> TASK GOAL
Seek out every line containing the word "ipse", and copy each.

### EXERCISE DATA

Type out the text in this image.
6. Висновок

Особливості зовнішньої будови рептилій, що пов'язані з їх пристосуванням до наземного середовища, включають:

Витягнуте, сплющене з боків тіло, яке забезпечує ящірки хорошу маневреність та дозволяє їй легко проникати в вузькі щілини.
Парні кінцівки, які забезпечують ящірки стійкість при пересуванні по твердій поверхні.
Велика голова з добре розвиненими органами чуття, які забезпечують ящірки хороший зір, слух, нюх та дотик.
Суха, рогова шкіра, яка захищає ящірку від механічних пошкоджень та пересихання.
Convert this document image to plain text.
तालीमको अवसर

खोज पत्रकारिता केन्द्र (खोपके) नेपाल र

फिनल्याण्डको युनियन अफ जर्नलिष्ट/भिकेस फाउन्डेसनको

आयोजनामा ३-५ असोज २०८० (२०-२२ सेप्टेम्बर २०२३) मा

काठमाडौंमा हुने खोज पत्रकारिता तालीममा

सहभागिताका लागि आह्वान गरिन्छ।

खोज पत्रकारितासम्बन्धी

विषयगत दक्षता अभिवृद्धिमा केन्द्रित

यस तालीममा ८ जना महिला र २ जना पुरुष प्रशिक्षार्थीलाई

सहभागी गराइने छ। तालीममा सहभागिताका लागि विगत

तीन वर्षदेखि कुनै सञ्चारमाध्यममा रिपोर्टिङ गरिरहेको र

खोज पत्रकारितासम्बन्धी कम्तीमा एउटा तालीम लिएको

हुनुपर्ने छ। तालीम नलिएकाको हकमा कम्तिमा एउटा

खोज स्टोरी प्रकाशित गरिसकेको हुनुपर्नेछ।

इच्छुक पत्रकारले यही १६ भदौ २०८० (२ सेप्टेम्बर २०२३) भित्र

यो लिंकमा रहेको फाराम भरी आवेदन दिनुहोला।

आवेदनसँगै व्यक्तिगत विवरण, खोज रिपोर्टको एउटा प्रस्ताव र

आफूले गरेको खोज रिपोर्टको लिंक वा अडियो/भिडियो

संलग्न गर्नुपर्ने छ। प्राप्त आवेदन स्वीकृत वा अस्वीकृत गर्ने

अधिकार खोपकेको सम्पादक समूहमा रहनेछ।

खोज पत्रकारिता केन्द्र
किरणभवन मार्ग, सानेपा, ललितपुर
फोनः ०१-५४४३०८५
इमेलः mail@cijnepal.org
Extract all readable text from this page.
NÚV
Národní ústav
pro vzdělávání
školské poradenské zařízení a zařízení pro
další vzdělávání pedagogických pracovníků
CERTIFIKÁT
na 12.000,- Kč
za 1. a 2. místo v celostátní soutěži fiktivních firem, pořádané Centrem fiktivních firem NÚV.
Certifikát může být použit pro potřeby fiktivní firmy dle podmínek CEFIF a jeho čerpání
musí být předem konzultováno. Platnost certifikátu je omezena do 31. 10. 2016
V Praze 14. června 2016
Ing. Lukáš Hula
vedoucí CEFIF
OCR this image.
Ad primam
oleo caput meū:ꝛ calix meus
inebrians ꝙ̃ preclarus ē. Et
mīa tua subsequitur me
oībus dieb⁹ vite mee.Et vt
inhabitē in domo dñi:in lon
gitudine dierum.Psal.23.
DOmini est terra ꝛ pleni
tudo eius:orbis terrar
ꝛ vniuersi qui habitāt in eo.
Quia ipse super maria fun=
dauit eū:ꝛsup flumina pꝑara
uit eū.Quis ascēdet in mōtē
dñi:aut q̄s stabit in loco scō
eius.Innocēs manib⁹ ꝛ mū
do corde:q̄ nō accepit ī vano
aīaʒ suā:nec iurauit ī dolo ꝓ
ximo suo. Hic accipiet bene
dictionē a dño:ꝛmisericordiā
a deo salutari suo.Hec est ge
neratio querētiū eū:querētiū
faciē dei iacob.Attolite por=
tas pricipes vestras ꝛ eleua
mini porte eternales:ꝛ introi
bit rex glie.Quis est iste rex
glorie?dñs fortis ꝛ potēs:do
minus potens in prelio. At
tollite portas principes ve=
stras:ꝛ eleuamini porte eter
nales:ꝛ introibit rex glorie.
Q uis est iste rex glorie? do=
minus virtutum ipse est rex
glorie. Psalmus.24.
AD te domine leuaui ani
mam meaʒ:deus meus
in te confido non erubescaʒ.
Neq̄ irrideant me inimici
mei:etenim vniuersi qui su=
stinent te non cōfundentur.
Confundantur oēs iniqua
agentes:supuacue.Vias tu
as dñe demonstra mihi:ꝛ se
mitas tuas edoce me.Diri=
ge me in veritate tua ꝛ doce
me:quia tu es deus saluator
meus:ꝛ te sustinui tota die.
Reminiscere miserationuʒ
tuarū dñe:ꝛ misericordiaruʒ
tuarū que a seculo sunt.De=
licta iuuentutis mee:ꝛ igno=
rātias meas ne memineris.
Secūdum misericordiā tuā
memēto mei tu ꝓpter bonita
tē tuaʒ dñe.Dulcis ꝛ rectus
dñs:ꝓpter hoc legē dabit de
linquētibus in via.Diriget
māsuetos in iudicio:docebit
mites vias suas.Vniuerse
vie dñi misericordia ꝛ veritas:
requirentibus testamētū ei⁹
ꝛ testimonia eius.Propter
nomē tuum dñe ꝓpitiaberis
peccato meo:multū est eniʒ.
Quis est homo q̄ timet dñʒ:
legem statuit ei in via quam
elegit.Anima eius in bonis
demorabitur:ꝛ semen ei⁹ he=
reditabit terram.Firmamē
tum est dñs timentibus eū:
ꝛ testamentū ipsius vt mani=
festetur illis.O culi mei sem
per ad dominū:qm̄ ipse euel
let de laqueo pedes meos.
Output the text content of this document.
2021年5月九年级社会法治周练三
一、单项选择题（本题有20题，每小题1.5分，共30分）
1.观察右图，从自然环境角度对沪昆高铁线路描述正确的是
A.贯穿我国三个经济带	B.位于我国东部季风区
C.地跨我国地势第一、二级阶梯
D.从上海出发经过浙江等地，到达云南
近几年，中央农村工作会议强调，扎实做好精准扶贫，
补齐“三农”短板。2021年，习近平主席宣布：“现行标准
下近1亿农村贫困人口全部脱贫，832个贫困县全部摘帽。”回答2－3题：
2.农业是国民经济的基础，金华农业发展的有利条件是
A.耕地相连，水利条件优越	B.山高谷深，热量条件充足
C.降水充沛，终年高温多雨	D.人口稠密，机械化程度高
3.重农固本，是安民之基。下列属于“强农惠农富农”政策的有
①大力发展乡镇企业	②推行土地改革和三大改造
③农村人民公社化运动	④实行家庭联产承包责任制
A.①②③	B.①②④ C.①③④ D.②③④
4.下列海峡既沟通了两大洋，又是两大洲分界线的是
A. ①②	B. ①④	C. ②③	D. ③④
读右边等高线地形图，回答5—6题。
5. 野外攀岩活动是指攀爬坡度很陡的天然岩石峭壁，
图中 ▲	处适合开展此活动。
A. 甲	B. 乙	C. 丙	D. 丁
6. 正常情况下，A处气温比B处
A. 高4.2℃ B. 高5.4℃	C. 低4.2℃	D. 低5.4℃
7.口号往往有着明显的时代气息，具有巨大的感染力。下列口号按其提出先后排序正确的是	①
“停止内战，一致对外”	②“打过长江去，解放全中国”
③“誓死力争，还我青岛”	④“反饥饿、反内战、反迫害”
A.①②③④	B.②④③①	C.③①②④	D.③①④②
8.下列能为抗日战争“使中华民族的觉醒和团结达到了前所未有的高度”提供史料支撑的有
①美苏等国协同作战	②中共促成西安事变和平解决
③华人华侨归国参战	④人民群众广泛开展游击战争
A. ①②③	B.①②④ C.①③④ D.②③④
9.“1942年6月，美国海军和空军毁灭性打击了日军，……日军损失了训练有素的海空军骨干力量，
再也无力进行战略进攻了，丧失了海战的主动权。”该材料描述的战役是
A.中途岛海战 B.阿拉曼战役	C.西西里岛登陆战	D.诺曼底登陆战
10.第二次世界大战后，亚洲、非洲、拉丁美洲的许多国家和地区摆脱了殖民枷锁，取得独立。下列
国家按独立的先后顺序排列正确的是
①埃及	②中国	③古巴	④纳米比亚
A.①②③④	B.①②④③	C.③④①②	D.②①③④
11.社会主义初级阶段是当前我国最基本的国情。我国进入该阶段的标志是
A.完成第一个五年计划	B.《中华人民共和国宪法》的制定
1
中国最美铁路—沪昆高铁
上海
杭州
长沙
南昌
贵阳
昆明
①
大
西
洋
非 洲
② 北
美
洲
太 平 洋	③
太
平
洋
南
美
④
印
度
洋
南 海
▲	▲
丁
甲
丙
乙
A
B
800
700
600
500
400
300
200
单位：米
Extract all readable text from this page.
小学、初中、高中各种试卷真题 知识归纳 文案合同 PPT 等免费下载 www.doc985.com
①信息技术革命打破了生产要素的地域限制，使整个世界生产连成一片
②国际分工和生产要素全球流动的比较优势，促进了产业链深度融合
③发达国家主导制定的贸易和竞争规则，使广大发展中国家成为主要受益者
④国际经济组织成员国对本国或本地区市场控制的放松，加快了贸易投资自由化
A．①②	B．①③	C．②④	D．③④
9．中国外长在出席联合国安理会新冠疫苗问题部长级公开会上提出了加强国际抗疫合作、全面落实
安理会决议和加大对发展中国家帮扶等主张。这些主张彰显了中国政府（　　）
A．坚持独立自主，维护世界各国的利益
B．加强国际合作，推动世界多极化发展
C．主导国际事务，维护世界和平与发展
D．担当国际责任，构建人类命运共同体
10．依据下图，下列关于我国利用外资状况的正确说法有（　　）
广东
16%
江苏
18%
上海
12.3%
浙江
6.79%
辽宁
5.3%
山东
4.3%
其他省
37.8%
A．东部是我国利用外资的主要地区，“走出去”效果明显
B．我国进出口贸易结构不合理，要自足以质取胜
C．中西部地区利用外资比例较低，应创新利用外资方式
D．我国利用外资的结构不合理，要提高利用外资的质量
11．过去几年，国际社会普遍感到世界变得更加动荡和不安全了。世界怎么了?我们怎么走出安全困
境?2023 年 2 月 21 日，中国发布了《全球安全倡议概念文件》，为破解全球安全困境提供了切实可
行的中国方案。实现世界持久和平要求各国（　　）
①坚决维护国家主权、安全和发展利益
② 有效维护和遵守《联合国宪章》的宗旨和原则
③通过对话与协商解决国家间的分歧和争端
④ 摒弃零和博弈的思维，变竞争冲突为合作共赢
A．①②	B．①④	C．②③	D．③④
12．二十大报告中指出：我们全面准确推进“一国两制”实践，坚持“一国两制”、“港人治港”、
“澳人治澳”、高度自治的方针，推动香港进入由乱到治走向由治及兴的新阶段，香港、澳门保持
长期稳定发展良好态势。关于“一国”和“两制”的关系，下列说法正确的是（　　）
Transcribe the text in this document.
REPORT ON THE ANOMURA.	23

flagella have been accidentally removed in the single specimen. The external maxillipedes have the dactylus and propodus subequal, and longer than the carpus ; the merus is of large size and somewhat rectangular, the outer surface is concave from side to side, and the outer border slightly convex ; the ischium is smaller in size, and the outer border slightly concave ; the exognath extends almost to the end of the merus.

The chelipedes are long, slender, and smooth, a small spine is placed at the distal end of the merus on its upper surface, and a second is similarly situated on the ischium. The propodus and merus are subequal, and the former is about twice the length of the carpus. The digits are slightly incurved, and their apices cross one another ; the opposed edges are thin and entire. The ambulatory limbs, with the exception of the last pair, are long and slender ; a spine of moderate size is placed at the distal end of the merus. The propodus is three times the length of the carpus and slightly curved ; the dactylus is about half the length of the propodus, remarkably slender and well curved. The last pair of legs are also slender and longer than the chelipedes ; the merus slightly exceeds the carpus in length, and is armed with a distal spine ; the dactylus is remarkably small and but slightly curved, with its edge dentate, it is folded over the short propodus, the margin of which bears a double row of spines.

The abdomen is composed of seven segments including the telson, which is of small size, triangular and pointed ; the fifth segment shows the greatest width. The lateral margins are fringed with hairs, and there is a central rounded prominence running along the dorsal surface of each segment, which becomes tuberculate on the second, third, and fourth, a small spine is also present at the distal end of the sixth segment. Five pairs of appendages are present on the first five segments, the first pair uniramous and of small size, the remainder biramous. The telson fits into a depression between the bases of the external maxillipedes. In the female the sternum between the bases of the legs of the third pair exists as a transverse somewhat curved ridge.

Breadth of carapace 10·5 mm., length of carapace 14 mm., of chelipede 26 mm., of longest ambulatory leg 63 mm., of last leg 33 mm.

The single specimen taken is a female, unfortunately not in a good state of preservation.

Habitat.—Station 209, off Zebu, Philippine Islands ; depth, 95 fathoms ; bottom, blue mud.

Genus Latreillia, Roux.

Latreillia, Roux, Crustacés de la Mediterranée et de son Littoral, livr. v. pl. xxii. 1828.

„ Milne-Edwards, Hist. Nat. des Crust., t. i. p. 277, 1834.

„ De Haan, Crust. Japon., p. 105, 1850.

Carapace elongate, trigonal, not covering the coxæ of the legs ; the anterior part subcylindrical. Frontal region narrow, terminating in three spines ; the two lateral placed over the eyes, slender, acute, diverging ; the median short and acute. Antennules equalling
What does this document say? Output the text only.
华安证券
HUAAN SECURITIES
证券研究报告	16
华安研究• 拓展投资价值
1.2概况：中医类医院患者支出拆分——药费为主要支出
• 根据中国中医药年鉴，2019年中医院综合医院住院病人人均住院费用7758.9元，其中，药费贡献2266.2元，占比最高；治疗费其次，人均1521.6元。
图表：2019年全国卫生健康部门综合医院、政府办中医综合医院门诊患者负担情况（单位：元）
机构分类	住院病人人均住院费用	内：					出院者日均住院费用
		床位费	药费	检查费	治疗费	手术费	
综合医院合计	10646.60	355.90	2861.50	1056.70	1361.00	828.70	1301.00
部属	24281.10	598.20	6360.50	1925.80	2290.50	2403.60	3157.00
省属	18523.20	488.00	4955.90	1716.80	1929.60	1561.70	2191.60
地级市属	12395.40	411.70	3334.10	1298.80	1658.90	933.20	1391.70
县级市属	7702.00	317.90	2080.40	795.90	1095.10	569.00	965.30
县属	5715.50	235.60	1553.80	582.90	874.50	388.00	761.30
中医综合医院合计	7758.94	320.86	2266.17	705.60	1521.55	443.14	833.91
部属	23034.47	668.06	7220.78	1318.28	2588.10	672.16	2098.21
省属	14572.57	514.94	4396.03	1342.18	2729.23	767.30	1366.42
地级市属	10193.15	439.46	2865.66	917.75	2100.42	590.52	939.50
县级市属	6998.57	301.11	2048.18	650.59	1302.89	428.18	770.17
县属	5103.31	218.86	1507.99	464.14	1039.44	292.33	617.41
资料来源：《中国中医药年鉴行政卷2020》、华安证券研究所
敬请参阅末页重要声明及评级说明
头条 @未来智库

######

> TASK OUTPUT
Quia ipse super maria fun=
minus virtutum ipse est rex
per ad dominū:qm̄ ipse euel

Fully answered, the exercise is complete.